=== Provided records ===
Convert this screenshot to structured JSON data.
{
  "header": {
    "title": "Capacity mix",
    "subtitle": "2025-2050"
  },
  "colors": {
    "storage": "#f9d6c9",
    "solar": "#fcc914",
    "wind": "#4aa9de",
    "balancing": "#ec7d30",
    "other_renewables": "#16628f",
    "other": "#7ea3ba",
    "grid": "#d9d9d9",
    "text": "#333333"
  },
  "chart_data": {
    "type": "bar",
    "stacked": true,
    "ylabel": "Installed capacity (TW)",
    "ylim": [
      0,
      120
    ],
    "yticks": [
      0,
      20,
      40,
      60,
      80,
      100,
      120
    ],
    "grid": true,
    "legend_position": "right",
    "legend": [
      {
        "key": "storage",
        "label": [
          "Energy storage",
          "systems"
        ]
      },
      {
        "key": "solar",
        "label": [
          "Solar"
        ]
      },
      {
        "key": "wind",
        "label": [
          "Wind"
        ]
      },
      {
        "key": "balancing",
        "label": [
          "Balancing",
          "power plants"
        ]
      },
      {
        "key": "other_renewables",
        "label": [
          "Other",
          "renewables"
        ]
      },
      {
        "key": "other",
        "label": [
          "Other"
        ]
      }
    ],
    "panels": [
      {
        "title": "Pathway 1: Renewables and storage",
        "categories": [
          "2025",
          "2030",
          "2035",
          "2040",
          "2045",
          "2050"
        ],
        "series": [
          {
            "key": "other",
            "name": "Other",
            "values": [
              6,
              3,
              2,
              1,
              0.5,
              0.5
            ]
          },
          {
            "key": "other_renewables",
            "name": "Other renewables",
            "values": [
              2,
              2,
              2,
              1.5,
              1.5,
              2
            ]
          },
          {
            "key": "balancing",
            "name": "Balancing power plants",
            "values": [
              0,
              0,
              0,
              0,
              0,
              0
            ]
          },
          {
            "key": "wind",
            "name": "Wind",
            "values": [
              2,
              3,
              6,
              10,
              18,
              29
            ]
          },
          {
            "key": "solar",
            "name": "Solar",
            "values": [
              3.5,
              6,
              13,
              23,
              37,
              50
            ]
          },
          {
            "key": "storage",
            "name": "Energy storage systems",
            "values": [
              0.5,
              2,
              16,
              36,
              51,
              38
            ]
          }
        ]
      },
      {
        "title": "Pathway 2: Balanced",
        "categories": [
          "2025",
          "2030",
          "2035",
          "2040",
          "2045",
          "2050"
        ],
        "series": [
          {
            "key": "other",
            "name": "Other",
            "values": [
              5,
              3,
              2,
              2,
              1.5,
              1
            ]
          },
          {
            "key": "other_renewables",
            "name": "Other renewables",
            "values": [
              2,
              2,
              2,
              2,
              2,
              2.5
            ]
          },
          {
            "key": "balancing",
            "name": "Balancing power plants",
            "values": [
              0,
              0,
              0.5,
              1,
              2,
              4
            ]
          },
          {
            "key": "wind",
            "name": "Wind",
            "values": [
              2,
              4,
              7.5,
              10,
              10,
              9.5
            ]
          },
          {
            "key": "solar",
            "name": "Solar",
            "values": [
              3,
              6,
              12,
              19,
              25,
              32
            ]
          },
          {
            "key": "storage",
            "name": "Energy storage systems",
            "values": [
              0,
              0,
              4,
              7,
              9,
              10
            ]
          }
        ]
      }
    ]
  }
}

=== Your instructions ===
Print every entry exactly as it appears.

=== Task result ===
Convert this screenshot to structured JSON data.
{
  "header": {
    "title": "Capacity mix",
    "subtitle": "2025-2050"
  },
  "colors": {
    "storage": "#f9d6c9",
    "solar": "#fcc914",
    "wind": "#4aa9de",
    "balancing": "#ec7d30",
    "other_renewables": "#16628f",
    "other": "#7ea3ba",
    "grid": "#d9d9d9",
    "text": "#333333"
  },
  "chart_data": {
    "type": "bar",
    "stacked": true,
    "ylabel": "Installed capacity (TW)",
    "ylim": [
      0,
      120
    ],
    "yticks": [
      0,
      20,
      40,
      60,
      80,
      100,
      120
    ],
    "grid": true,
    "legend_position": "right",
    "legend": [
      {
        "key": "storage",
        "label": [
          "Energy storage",
          "systems"
        ]
      },
      {
        "key": "solar",
        "label": [
          "Solar"
        ]
      },
      {
        "key": "wind",
        "label": [
          "Wind"
        ]
      },
      {
        "key": "balancing",
        "label": [
          "Balancing",
          "power plants"
        ]
      },
      {
        "key": "other_renewables",
        "label": [
          "Other",
          "renewables"
        ]
      },
      {
        "key": "other",
        "label": [
          "Other"
        ]
      }
    ],
    "panels": [
      {
        "title": "Pathway 1: Renewables and storage",
        "categories": [
          "2025",
          "2030",
          "2035",
          "2040",
          "2045",
          "2050"
        ],
        "series": [
          {
            "key": "other",
            "name": "Other",
            "values": [
              6,
              3,
              2,
              1,
              0.5,
              0.5
            ]
          },
          {
            "key": "other_renewables",
            "name": "Other renewables",
            "values": [
              2,
              2,
              2,
              1.5,
              1.5,
              2
            ]
          },
          {
            "key": "balancing",
            "name": "Balancing power plants",
            "values": [
              0,
              0,
              0,
              0,
              0,
              0
            ]
          },
          {
            "key": "wind",
            "name": "Wind",
            "values": [
              2,
              3,
              6,
              10,
              18,
              29
            ]
          },
          {
            "key": "solar",
            "name": "Solar",
            "values": [
              3.5,
              6,
              13,
              23,
              37,
              50
            ]
          },
          {
            "key": "storage",
            "name": "Energy storage systems",
            "values": [
              0.5,
              2,
              16,
              36,
              51,
              38
            ]
          }
        ]
      },
      {
        "title": "Pathway 2: Balanced",
        "categories": [
          "2025",
          "2030",
          "2035",
          "2040",
          "2045",
          "2050"
        ],
        "series": [
          {
            "key": "other",
            "name": "Other",
            "values": [
              5,
              3,
              2,
              2,
              1.5,
              1
            ]
          },
          {
            "key": "other_renewables",
            "name": "Other renewables",
            "values": [
              2,
              2,
              2,
              2,
              2,
              2.5
            ]
          },
          {
            "key": "balancing",
            "name": "Balancing power plants",
            "values": [
              0,
              0,
              0.5,
              1,
              2,
              4
            ]
          },
          {
            "key": "wind",
            "name": "Wind",
            "values": [
              2,
              4,
              7.5,
              10,
              10,
              9.5
            ]
          },
          {
            "key": "solar",
            "name": "Solar",
            "values": [
              3,
              6,
              12,
              19,
              25,
              32
            ]
          },
          {
            "key": "storage",
            "name": "Energy storage systems",
            "values": [
              0,
              0,
              4,
              7,
              9,
              10
            ]
          }
        ]
      }
    ]
  }
}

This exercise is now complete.